- [Stated task a]
From the entries further down, print the stretch from the line containing "clouds-bar xyxy=(292,540,295,679)" through the line containing "wind-arrow xyxy=(799,375,803,381)", both lines included. Keep every line exactly the same.

- [Excerpted text]
>>>>
# Newbie question - italian dark roast strength, beans, medium roast



## wilse (Nov 14, 2013)

I've come to realise I know 'not a lot' about beans!

I generally buy Italian blend/roast beans from the Supermarket. As I prefer strong coffee, I usually look for strength 5 for example.

I notice the majority of beans on sites like Rave etc, are medium roast.

If you liked strong coffee, would you buy the strongest beans you can, or would you buy medium roast and pull less water through when brewing?

I'm not going to start weighing beans, as it seems a faff. I just want to grind and drink ;-)

My new grinder has a doser, which I've currently removed, as I don't like the idea of coffee hanging around in the doser, until the next time I use it, although It seems quite convenient... to measure the coffee... well... once set-up properly!

w


----------



## jeebsy (May 5, 2013)

What do you mean by strong?


----------



## wilse (Nov 14, 2013)

Erh not weak... Sorry! hahaha

I suppose strong, fairly bitter, weighty I suppose.


----------



## jeebsy (May 5, 2013)

Roasty? Intense flavours like dark chocolate?


----------



## wilse (Nov 14, 2013)

Difficult for me to think in those terms... I'm not one of those that can identify vanilla and hollyhocks in wine... can't say I've noticed chocolate flavours in my coffee... occasionally the smell of old ashtrays, when I've forgotten to empty the porta filter!... although I would probably say yes to the intense angle.


----------



## jeebsy (May 5, 2013)

Coffee compass is one of the go to roasters for people who prefer dark beans, check them out


----------



## Eyedee (Sep 13, 2010)

Limini is on your doorstep in Bradford, they dark roast, try their Limini blend first.

Ian


----------



## El Cabron (Nov 23, 2013)

What i've found to be the strongest tasting beans i've tried are monsooned malabar and old brown java, they put hairs on your chest mate.


----------
<<<<
- [Stated task b]
Output the stretch of the coffee-bean forum thread from "I've come to" through "once set-up properly!", word for word.

- [Provided information]
>>>>
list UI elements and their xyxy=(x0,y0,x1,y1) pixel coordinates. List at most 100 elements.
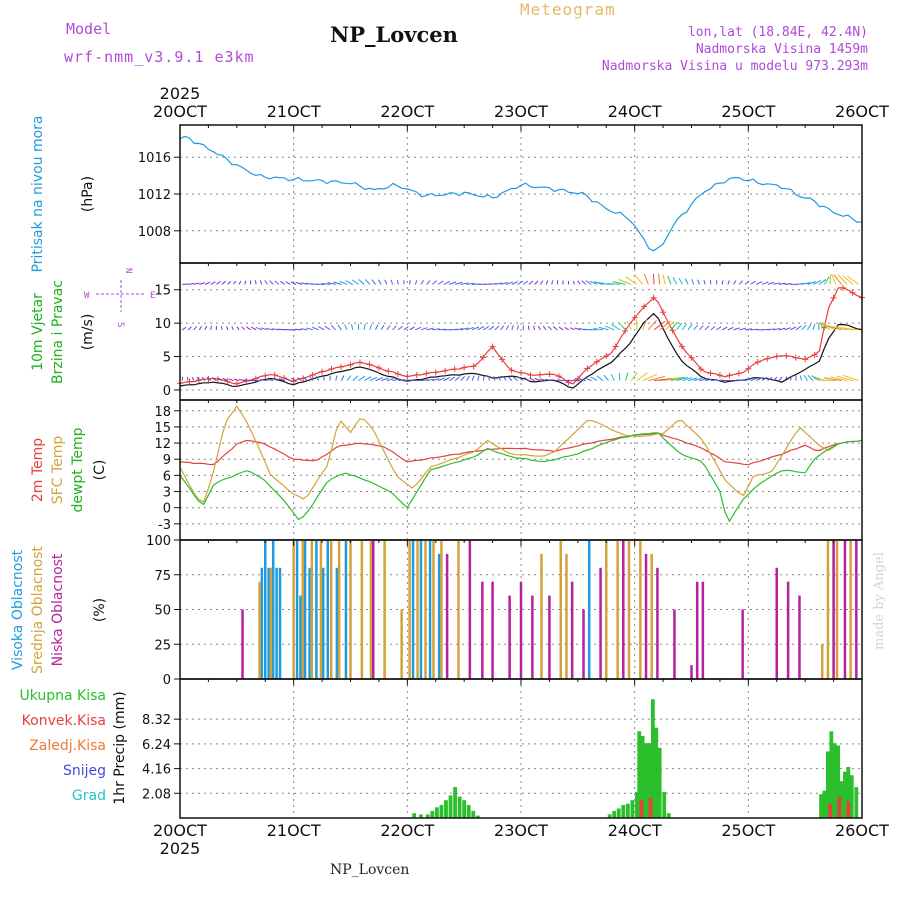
clouds-bar xyxy=(292,540,295,679)
wind-arrow xyxy=(528,280,534,285)
wind-arrow xyxy=(618,373,621,381)
wind-arrow xyxy=(756,281,763,285)
wind-arrow xyxy=(386,325,391,331)
precip-bar xyxy=(828,803,833,818)
precip-bar xyxy=(832,743,837,818)
wind-arrow xyxy=(799,375,803,381)
wind-ytick-label: 15 xyxy=(154,284,171,299)
wind-arrow xyxy=(721,326,728,331)
x-tick-label-top: 22OCT xyxy=(380,102,434,121)
temperature-series-2m-temp xyxy=(179,432,863,466)
wind-legend-cross xyxy=(96,280,146,312)
wind-gust-marker xyxy=(271,372,278,379)
x-tick-label-bottom: 25OCT xyxy=(721,821,775,840)
wind-arrow xyxy=(693,377,703,382)
wind-arrow xyxy=(681,323,687,331)
wind-arrow xyxy=(390,279,394,285)
wind-arrow xyxy=(744,328,752,331)
wind-arrow xyxy=(222,377,228,382)
precip-bar xyxy=(607,814,612,818)
wind-arrow xyxy=(578,378,586,382)
wind-gust-marker xyxy=(423,370,430,377)
clouds-bar xyxy=(416,540,419,679)
wind-ytick-label: 5 xyxy=(163,351,171,366)
precip-bar xyxy=(475,815,480,818)
wind-gust-marker xyxy=(356,359,363,366)
precip-bar xyxy=(829,731,834,818)
clouds-bar xyxy=(559,540,563,679)
wind-arrow xyxy=(335,375,338,381)
wind-arrow xyxy=(233,378,240,382)
clouds-bar xyxy=(371,540,375,679)
wind-arrow xyxy=(662,274,666,285)
wind-gust-marker xyxy=(527,372,534,379)
wind-arrow xyxy=(581,280,587,285)
precip-bar xyxy=(453,787,457,818)
wind-arrow xyxy=(756,377,763,382)
wind-arrow xyxy=(460,375,466,381)
wind-arrow xyxy=(460,282,469,285)
wind-legend-s: S xyxy=(115,322,125,327)
precip-bar xyxy=(419,814,423,818)
clouds-bar xyxy=(269,567,273,679)
wind-arrow xyxy=(210,325,212,330)
wind-arrow xyxy=(505,325,510,331)
panel-pressure-ylabel: (hPa) xyxy=(80,176,96,212)
wind-arrow xyxy=(236,326,240,331)
wind-gust-marker xyxy=(518,369,524,376)
wind-arrow xyxy=(572,280,575,285)
wind-arrow xyxy=(454,376,461,382)
pressure-series-pritisak xyxy=(179,135,863,252)
clouds-bar xyxy=(843,540,847,679)
clouds-bar xyxy=(540,553,543,679)
wind-arrow xyxy=(380,324,385,331)
wind-arrow xyxy=(392,325,397,331)
wind-gust-marker xyxy=(385,368,392,375)
wind-gust-marker xyxy=(716,372,723,379)
wind-arrow xyxy=(542,325,547,331)
clouds-ytick-label: 100 xyxy=(146,534,171,549)
wind-legend-n: N xyxy=(123,268,133,273)
precip-bar xyxy=(425,814,430,818)
wind-arrow xyxy=(191,376,195,381)
wind-arrow xyxy=(193,326,197,331)
clouds-bar xyxy=(627,540,631,679)
wind-arrow xyxy=(238,280,242,285)
clouds-bar xyxy=(271,540,275,679)
wind-arrow xyxy=(539,378,547,382)
wind-gust-marker xyxy=(612,343,619,350)
wind-arrow xyxy=(807,281,816,285)
wind-arrow xyxy=(471,326,480,331)
wind-arrow xyxy=(443,377,450,382)
precip-ytick-label: 8.32 xyxy=(142,713,171,728)
wind-arrow xyxy=(303,376,308,381)
clouds-bar xyxy=(267,567,270,679)
wind-arrow xyxy=(231,326,234,331)
wind-arrow xyxy=(534,377,541,382)
clouds-bar xyxy=(337,540,341,679)
wind-arrow xyxy=(573,379,581,382)
wind-arrow xyxy=(375,324,379,331)
precip-bar xyxy=(644,743,648,818)
wind-arrow xyxy=(812,280,822,285)
clouds-bar xyxy=(424,540,427,679)
wind-gust-marker xyxy=(735,370,742,377)
wind-arrow xyxy=(634,274,644,285)
clouds-ytick-label: 50 xyxy=(154,604,171,619)
wind-gust-marker xyxy=(451,366,458,373)
wind-gust-marker xyxy=(707,370,714,377)
wind-gust-marker xyxy=(773,353,780,360)
wind-arrow xyxy=(340,375,345,381)
wind-arrow xyxy=(321,282,331,285)
temperature-ytick-label: 0 xyxy=(163,502,171,517)
wind-gust-marker xyxy=(186,378,193,385)
wind-arrow xyxy=(512,376,518,382)
clouds-bar xyxy=(741,609,744,679)
clouds-bar xyxy=(278,567,282,679)
wind-arrow xyxy=(518,376,524,382)
wind-arrow xyxy=(211,377,217,382)
precip-bar xyxy=(662,791,667,818)
panel-wind-ylabel: 10m Vjetar xyxy=(30,293,46,371)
<<<<
- [Complete answer a]
clouds-bar xyxy=(292,540,295,679)
wind-arrow xyxy=(528,280,534,285)
wind-arrow xyxy=(618,373,621,381)
wind-arrow xyxy=(756,281,763,285)
wind-arrow xyxy=(386,325,391,331)
precip-bar xyxy=(828,803,833,818)
precip-bar xyxy=(832,743,837,818)
wind-arrow xyxy=(799,375,803,381)

- [Complete answer b]
I've come to realise I know 'not a lot' about beans!

I generally buy Italian blend/roast beans from the Supermarket. As I prefer strong coffee, I usually look for strength 5 for example.

I notice the majority of beans on sites like Rave etc, are medium roast.

If you liked strong coffee, would you buy the strongest beans you can, or would you buy medium roast and pull less water through when brewing?

I'm not going to start weighing beans, as it seems a faff. I just want to grind and drink ;-)

My new grinder has a doser, which I've currently removed, as I don't like the idea of coffee hanging around in the doser, until the next time I use it, although It seems quite convenient... to measure the coffee... well... once set-up properly!